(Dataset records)
-- start --
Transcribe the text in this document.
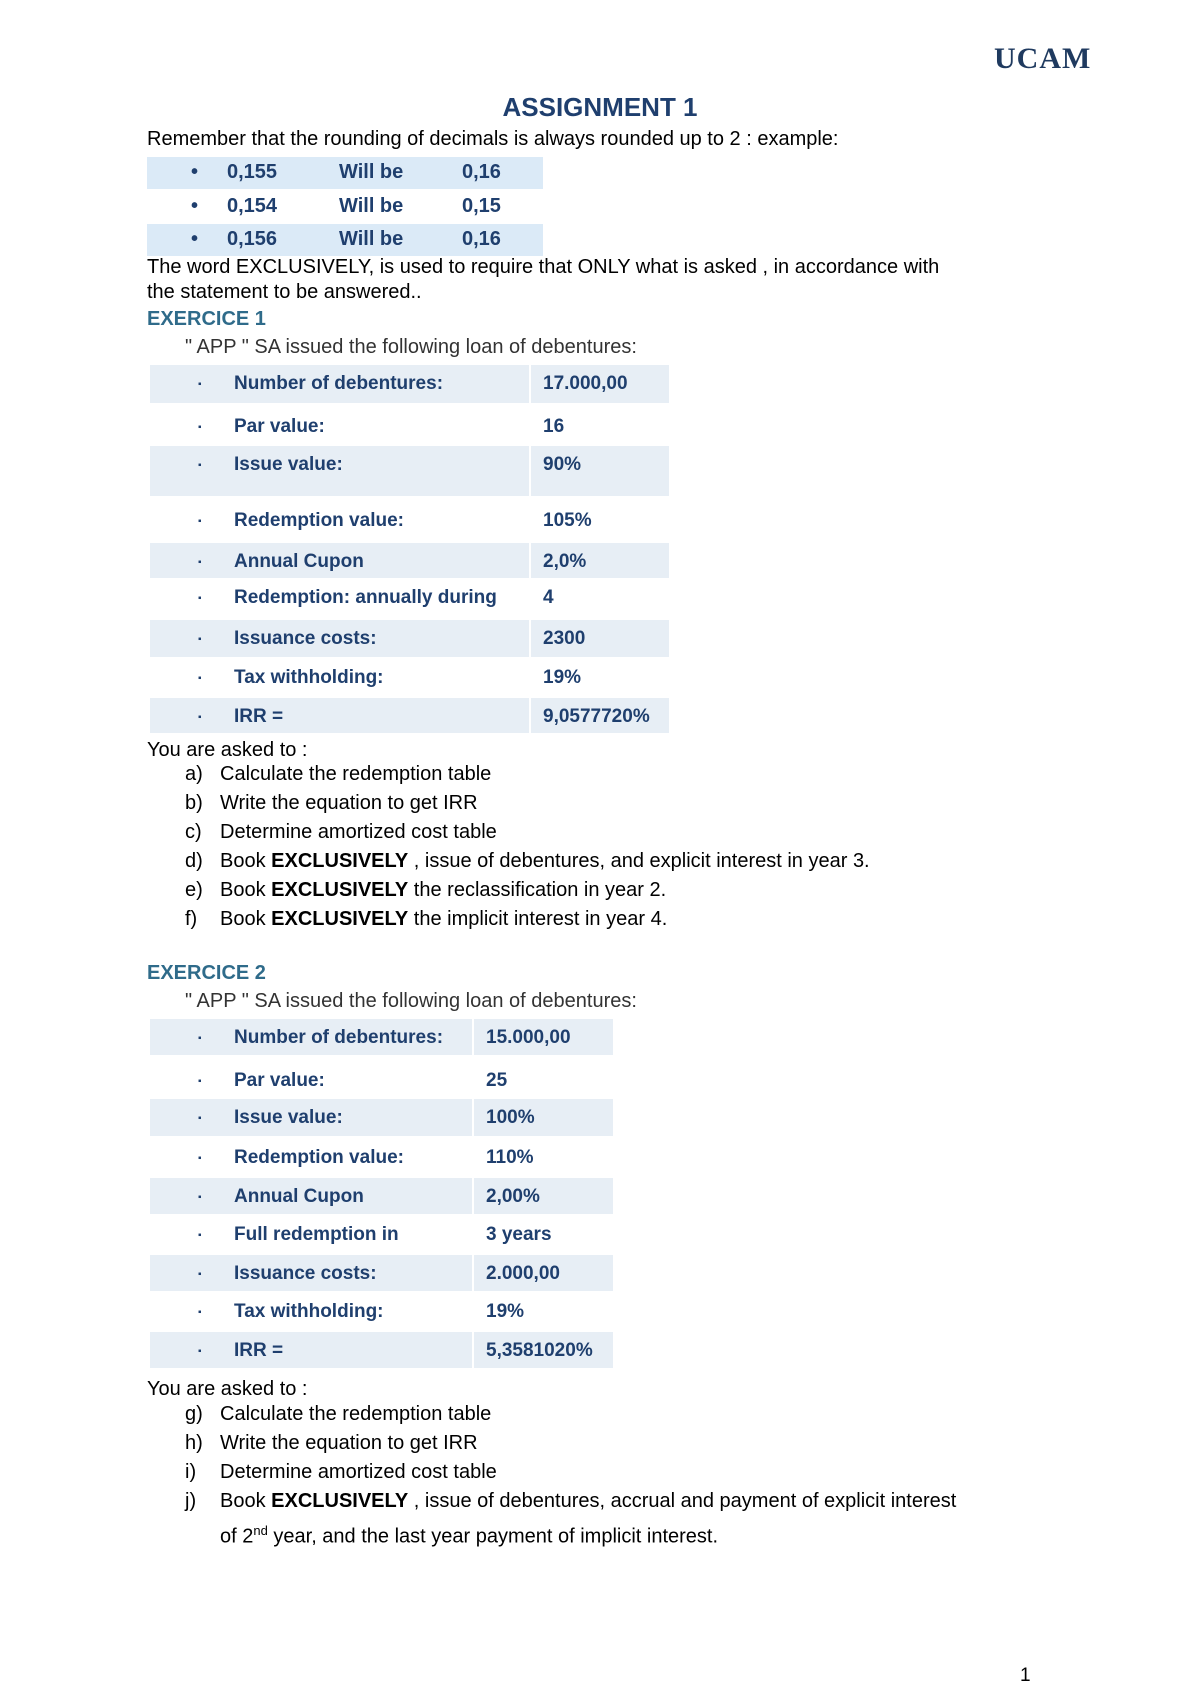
UCAM
ASSIGNMENT 1
Remember that the rounding of decimals is always rounded up to 2 : example:
• 0,155	Will be	0,16
• 0,154	Will be	0,15
• 0,156	Will be	0,16
The word EXCLUSIVELY, is used to require that ONLY what is asked , in accordance with
the statement to be answered..
EXERCICE 1
" APP " SA issued the following loan of debentures:
▪ Number of debentures:	17.000,00
▪ Par value:	16
▪ Issue value:	90%
▪ Redemption value:	105%
▪ Annual Cupon	2,0%
▪ Redemption: annually during 4
▪ Issuance costs:	2300
▪ Tax withholding:	19%
▪ IRR =	9,0577720%
You are asked to :
a) Calculate the redemption table
b) Write the equation to get IRR
c) Determine amortized cost table
d) Book EXCLUSIVELY , issue of debentures, and explicit interest in year 3.
e) Book EXCLUSIVELY the reclassification in year 2.
f) Book EXCLUSIVELY the implicit interest in year 4.
EXERCICE 2
" APP " SA issued the following loan of debentures:
▪ Number of debentures: 15.000,00
▪ Par value:	25
▪ Issue value:	100%
▪ Redemption value:	110%
▪ Annual Cupon	2,00%
▪ Full redemption in	3 years
▪ Issuance costs:	2.000,00
▪ Tax withholding:	19%
▪ IRR =	5,3581020%
You are asked to :
g) Calculate the redemption table
h) Write the equation to get IRR
i) Determine amortized cost table
j) Book EXCLUSIVELY , issue of debentures, accrual and payment of explicit interest
of 2nd year, and the last year payment of implicit interest.
1
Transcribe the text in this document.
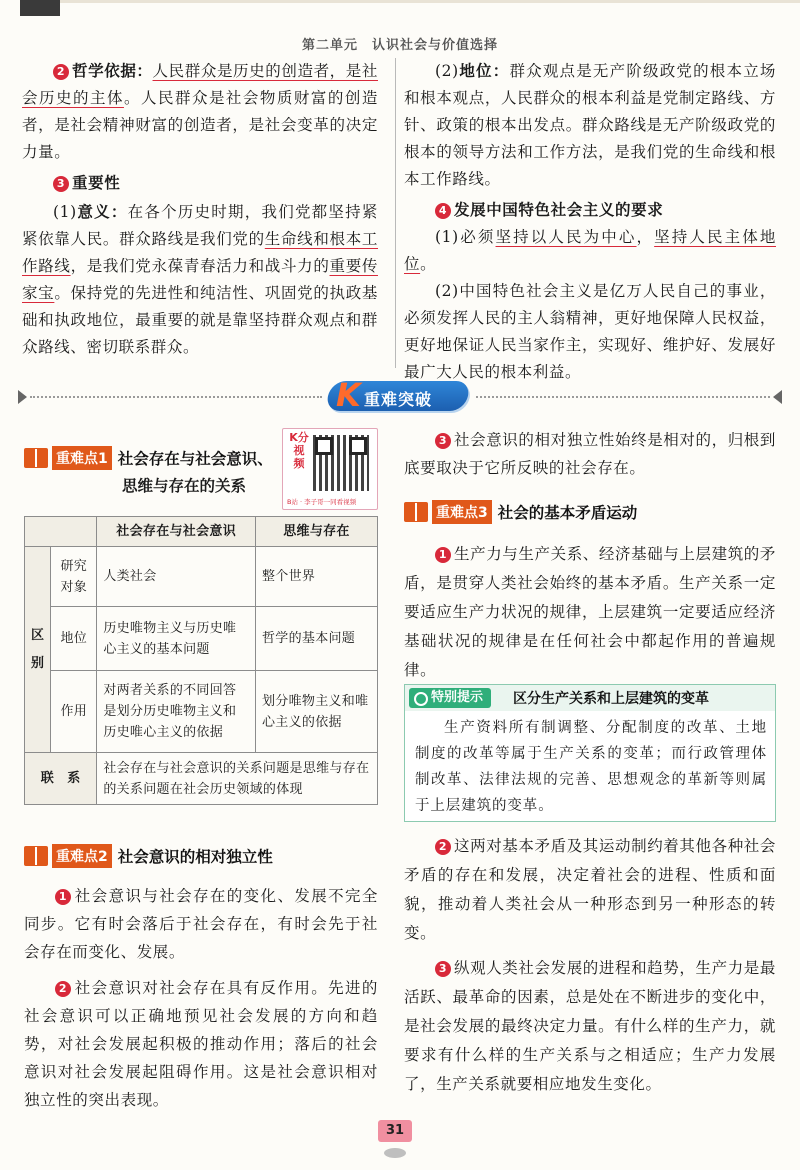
第二单元　认识社会与价值选择

2 哲学依据：人民群众是历史的创造者，是社会历史的主体。人民群众是社会物质财富的创造者，是社会精神财富的创造者，是社会变革的决定力量。

3 重要性

(1)意义：在各个历史时期，我们党都坚持紧紧依靠人民。群众路线是我们党的生命线和根本工作路线，是我们党永葆青春活力和战斗力的重要传家宝。保持党的先进性和纯洁性、巩固党的执政基础和执政地位，最重要的就是靠坚持群众观点和群众路线、密切联系群众。

(2)地位：群众观点是无产阶级政党的根本立场和根本观点，人民群众的根本利益是党制定路线、方针、政策的根本出发点。群众路线是无产阶级政党的根本的领导方法和工作方法，是我们党的生命线和根本工作路线。

4 发展中国特色社会主义的要求

(1)必须坚持以人民为中心，坚持人民主体地位。

(2)中国特色社会主义是亿万人民自己的事业，必须发挥人民的主人翁精神，更好地保障人民权益，更好地保证人民当家作主，实现好、维护好、发展好最广大人民的根本利益。

K 重难突破
重难点1 社会存在与社会意识、
思维与存在的关系
K分视频
B站 · 李子哥一同看视频
		社会存在与社会意识	思维与存在
区别	研究对象	人类社会	整个世界
	地位	历史唯物主义与历史唯心主义的基本问题	哲学的基本问题
	作用	对两者关系的不同回答是划分历史唯物主义和历史唯心主义的依据	划分唯物主义和唯心主义的依据
联　系		社会存在与社会意识的关系问题是思维与存在的关系问题在社会历史领域的体现	
重难点2 社会意识的相对独立性

1 社会意识与社会存在的变化、发展不完全同步。它有时会落后于社会存在，有时会先于社会存在而变化、发展。

2 社会意识对社会存在具有反作用。先进的社会意识可以正确地预见社会发展的方向和趋势，对社会发展起积极的推动作用；落后的社会意识对社会发展起阻碍作用。这是社会意识相对独立性的突出表现。

3 社会意识的相对独立性始终是相对的，归根到底要取决于它所反映的社会存在。

重难点3 社会的基本矛盾运动

1 生产力与生产关系、经济基础与上层建筑的矛盾，是贯穿人类社会始终的基本矛盾。生产关系一定要适应生产力状况的规律，上层建筑一定要适应经济基础状况的规律是在任何社会中都起作用的普遍规律。

特别提示	区分生产关系和上层建筑的变革
生产资料所有制调整、分配制度的改革、土地制度的改革等属于生产关系的变革；而行政管理体制改革、法律法规的完善、思想观念的革新等则属于上层建筑的变革。

2 这两对基本矛盾及其运动制约着其他各种社会矛盾的存在和发展，决定着社会的进程、性质和面貌，推动着人类社会从一种形态到另一种形态的转变。

3 纵观人类社会发展的进程和趋势，生产力是最活跃、最革命的因素，总是处在不断进步的变化中，是社会发展的最终决定力量。有什么样的生产力，就要求有什么样的生产关系与之相适应；生产力发展了，生产关系就要相应地发生变化。

31
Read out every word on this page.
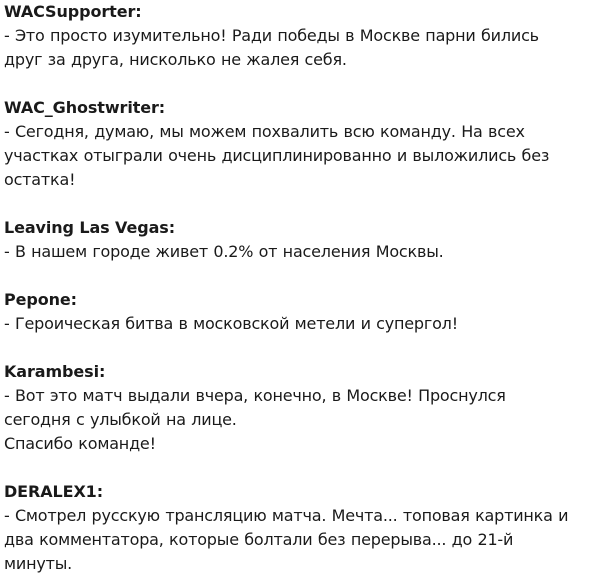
WACSupporter:
- Это просто изумительно! Ради победы в Москве парни бились
друг за друга, нисколько не жалея себя.
WAC_Ghostwriter:
- Сегодня, думаю, мы можем похвалить всю команду. На всех
участках отыграли очень дисциплинированно и выложились без
остатка!
Leaving Las Vegas:
- В нашем городе живет 0.2% от населения Москвы.
Pepone:
- Героическая битва в московской метели и супергол!
Karambesi:
- Вот это матч выдали вчера, конечно, в Москве! Проснулся
сегодня с улыбкой на лице.
Спасибо команде!
DERALEX1:
- Смотрел русскую трансляцию матча. Мечта... топовая картинка и
два комментатора, которые болтали без перерыва... до 21-й
минуты.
-- end --
▶ What to produce:
Repeat the listing above exactly, with no pictures.

▶ Response to the exercise:
Transcribe the text in this document.
UCAM
ASSIGNMENT 1
Remember that the rounding of decimals is always rounded up to 2 : example:
• 0,155	Will be	0,16
• 0,154	Will be	0,15
• 0,156	Will be	0,16
The word EXCLUSIVELY, is used to require that ONLY what is asked , in accordance with
the statement to be answered..
EXERCICE 1
" APP " SA issued the following loan of debentures:
▪ Number of debentures:	17.000,00
▪ Par value:	16
▪ Issue value:	90%
▪ Redemption value:	105%
▪ Annual Cupon	2,0%
▪ Redemption: annually during 4
▪ Issuance costs:	2300
▪ Tax withholding:	19%
▪ IRR =	9,0577720%
You are asked to :
a) Calculate the redemption table
b) Write the equation to get IRR
c) Determine amortized cost table
d) Book EXCLUSIVELY , issue of debentures, and explicit interest in year 3.
e) Book EXCLUSIVELY the reclassification in year 2.
f) Book EXCLUSIVELY the implicit interest in year 4.
EXERCICE 2
" APP " SA issued the following loan of debentures:
▪ Number of debentures: 15.000,00
▪ Par value:	25
▪ Issue value:	100%
▪ Redemption value:	110%
▪ Annual Cupon	2,00%
▪ Full redemption in	3 years
▪ Issuance costs:	2.000,00
▪ Tax withholding:	19%
▪ IRR =	5,3581020%
You are asked to :
g) Calculate the redemption table
h) Write the equation to get IRR
i) Determine amortized cost table
j) Book EXCLUSIVELY , issue of debentures, accrual and payment of explicit interest
of 2nd year, and the last year payment of implicit interest.
1
Transcribe the text in this document.
第二单元　认识社会与价值选择

2 哲学依据：人民群众是历史的创造者，是社会历史的主体。人民群众是社会物质财富的创造者，是社会精神财富的创造者，是社会变革的决定力量。

3 重要性

(1)意义：在各个历史时期，我们党都坚持紧紧依靠人民。群众路线是我们党的生命线和根本工作路线，是我们党永葆青春活力和战斗力的重要传家宝。保持党的先进性和纯洁性、巩固党的执政基础和执政地位，最重要的就是靠坚持群众观点和群众路线、密切联系群众。

(2)地位：群众观点是无产阶级政党的根本立场和根本观点，人民群众的根本利益是党制定路线、方针、政策的根本出发点。群众路线是无产阶级政党的根本的领导方法和工作方法，是我们党的生命线和根本工作路线。

4 发展中国特色社会主义的要求

(1)必须坚持以人民为中心，坚持人民主体地位。

(2)中国特色社会主义是亿万人民自己的事业，必须发挥人民的主人翁精神，更好地保障人民权益，更好地保证人民当家作主，实现好、维护好、发展好最广大人民的根本利益。

K 重难突破
重难点1 社会存在与社会意识、
思维与存在的关系
K分视频
B站 · 李子哥一同看视频
		社会存在与社会意识	思维与存在
区别	研究对象	人类社会	整个世界
	地位	历史唯物主义与历史唯心主义的基本问题	哲学的基本问题
	作用	对两者关系的不同回答是划分历史唯物主义和历史唯心主义的依据	划分唯物主义和唯心主义的依据
联　系		社会存在与社会意识的关系问题是思维与存在的关系问题在社会历史领域的体现	
重难点2 社会意识的相对独立性

1 社会意识与社会存在的变化、发展不完全同步。它有时会落后于社会存在，有时会先于社会存在而变化、发展。

2 社会意识对社会存在具有反作用。先进的社会意识可以正确地预见社会发展的方向和趋势，对社会发展起积极的推动作用；落后的社会意识对社会发展起阻碍作用。这是社会意识相对独立性的突出表现。

3 社会意识的相对独立性始终是相对的，归根到底要取决于它所反映的社会存在。

重难点3 社会的基本矛盾运动

1 生产力与生产关系、经济基础与上层建筑的矛盾，是贯穿人类社会始终的基本矛盾。生产关系一定要适应生产力状况的规律，上层建筑一定要适应经济基础状况的规律是在任何社会中都起作用的普遍规律。

特别提示	区分生产关系和上层建筑的变革
生产资料所有制调整、分配制度的改革、土地制度的改革等属于生产关系的变革；而行政管理体制改革、法律法规的完善、思想观念的革新等则属于上层建筑的变革。

2 这两对基本矛盾及其运动制约着其他各种社会矛盾的存在和发展，决定着社会的进程、性质和面貌，推动着人类社会从一种形态到另一种形态的转变。

3 纵观人类社会发展的进程和趋势，生产力是最活跃、最革命的因素，总是处在不断进步的变化中，是社会发展的最终决定力量。有什么样的生产力，就要求有什么样的生产关系与之相适应；生产力发展了，生产关系就要相应地发生变化。

31
Read out every word on this page.
WACSupporter:
- Это просто изумительно! Ради победы в Москве парни бились
друг за друга, нисколько не жалея себя.
WAC_Ghostwriter:
- Сегодня, думаю, мы можем похвалить всю команду. На всех
участках отыграли очень дисциплинированно и выложились без
остатка!
Leaving Las Vegas:
- В нашем городе живет 0.2% от населения Москвы.
Pepone:
- Героическая битва в московской метели и супергол!
Karambesi:
- Вот это матч выдали вчера, конечно, в Москве! Проснулся
сегодня с улыбкой на лице.
Спасибо команде!
DERALEX1:
- Смотрел русскую трансляцию матча. Мечта... топовая картинка и
два комментатора, которые болтали без перерыва... до 21-й
минуты.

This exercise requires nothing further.